(Dataset entries)
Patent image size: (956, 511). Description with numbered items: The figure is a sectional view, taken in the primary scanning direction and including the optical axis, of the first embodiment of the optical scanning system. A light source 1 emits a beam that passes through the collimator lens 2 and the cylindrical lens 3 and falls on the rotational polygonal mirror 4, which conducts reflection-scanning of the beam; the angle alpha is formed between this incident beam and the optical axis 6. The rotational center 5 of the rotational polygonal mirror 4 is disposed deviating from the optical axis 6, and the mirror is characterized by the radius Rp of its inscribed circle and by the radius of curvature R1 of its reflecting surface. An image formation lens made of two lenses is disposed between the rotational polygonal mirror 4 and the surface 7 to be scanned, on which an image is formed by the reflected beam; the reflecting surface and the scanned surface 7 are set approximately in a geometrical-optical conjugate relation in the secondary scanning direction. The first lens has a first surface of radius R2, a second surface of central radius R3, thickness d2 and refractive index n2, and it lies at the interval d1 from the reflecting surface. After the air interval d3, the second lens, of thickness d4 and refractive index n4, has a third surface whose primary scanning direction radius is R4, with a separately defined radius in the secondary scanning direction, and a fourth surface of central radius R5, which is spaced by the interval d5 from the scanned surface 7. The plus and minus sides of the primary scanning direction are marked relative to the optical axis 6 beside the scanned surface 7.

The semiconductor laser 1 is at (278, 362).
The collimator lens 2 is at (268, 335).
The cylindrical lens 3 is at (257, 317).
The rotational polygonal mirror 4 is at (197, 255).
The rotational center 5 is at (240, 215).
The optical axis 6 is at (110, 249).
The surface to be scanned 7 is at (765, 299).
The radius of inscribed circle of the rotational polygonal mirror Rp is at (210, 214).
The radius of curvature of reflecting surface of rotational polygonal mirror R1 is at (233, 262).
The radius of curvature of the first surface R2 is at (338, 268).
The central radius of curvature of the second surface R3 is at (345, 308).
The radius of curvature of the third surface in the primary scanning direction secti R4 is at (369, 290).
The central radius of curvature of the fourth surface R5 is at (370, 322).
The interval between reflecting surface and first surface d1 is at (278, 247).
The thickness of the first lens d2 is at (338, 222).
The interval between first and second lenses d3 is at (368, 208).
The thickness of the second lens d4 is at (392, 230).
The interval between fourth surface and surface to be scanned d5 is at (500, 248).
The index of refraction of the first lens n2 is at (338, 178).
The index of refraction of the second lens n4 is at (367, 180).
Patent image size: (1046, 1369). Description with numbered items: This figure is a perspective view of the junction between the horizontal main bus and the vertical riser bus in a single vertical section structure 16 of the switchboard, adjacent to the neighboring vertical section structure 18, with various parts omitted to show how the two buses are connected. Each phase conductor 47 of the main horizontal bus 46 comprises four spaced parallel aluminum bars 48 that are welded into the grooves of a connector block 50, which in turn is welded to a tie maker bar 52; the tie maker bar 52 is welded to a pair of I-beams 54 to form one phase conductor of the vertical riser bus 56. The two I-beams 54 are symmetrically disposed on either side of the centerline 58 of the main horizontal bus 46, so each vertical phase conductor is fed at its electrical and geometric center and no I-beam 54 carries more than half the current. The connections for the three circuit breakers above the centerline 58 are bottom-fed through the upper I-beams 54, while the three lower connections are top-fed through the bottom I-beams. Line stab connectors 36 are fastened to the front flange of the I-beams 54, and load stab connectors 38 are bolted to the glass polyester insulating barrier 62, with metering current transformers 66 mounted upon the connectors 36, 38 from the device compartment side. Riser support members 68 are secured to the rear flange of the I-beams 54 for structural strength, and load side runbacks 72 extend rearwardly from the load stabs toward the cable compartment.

## Exercise task:
Please pick out each row above that contains the word "third" and copy those rows.

## Result of this task:
Patent image size: (956, 511). Description with numbered items: The figure is a sectional view, taken in the primary scanning direction and including the optical axis, of the first embodiment of the optical scanning system. A light source 1 emits a beam that passes through the collimator lens 2 and the cylindrical lens 3 and falls on the rotational polygonal mirror 4, which conducts reflection-scanning of the beam; the angle alpha is formed between this incident beam and the optical axis 6. The rotational center 5 of the rotational polygonal mirror 4 is disposed deviating from the optical axis 6, and the mirror is characterized by the radius Rp of its inscribed circle and by the radius of curvature R1 of its reflecting surface. An image formation lens made of two lenses is disposed between the rotational polygonal mirror 4 and the surface 7 to be scanned, on which an image is formed by the reflected beam; the reflecting surface and the scanned surface 7 are set approximately in a geometrical-optical conjugate relation in the secondary scanning direction. The first lens has a first surface of radius R2, a second surface of central radius R3, thickness d2 and refractive index n2, and it lies at the interval d1 from the reflecting surface. After the air interval d3, the second lens, of thickness d4 and refractive index n4, has a third surface whose primary scanning direction radius is R4, with a separately defined radius in the secondary scanning direction, and a fourth surface of central radius R5, which is spaced by the interval d5 from the scanned surface 7. The plus and minus sides of the primary scanning direction are marked relative to the optical axis 6 beside the scanned surface 7.
The radius of curvature of the third surface in the primary scanning direction secti R4 is at (369, 290).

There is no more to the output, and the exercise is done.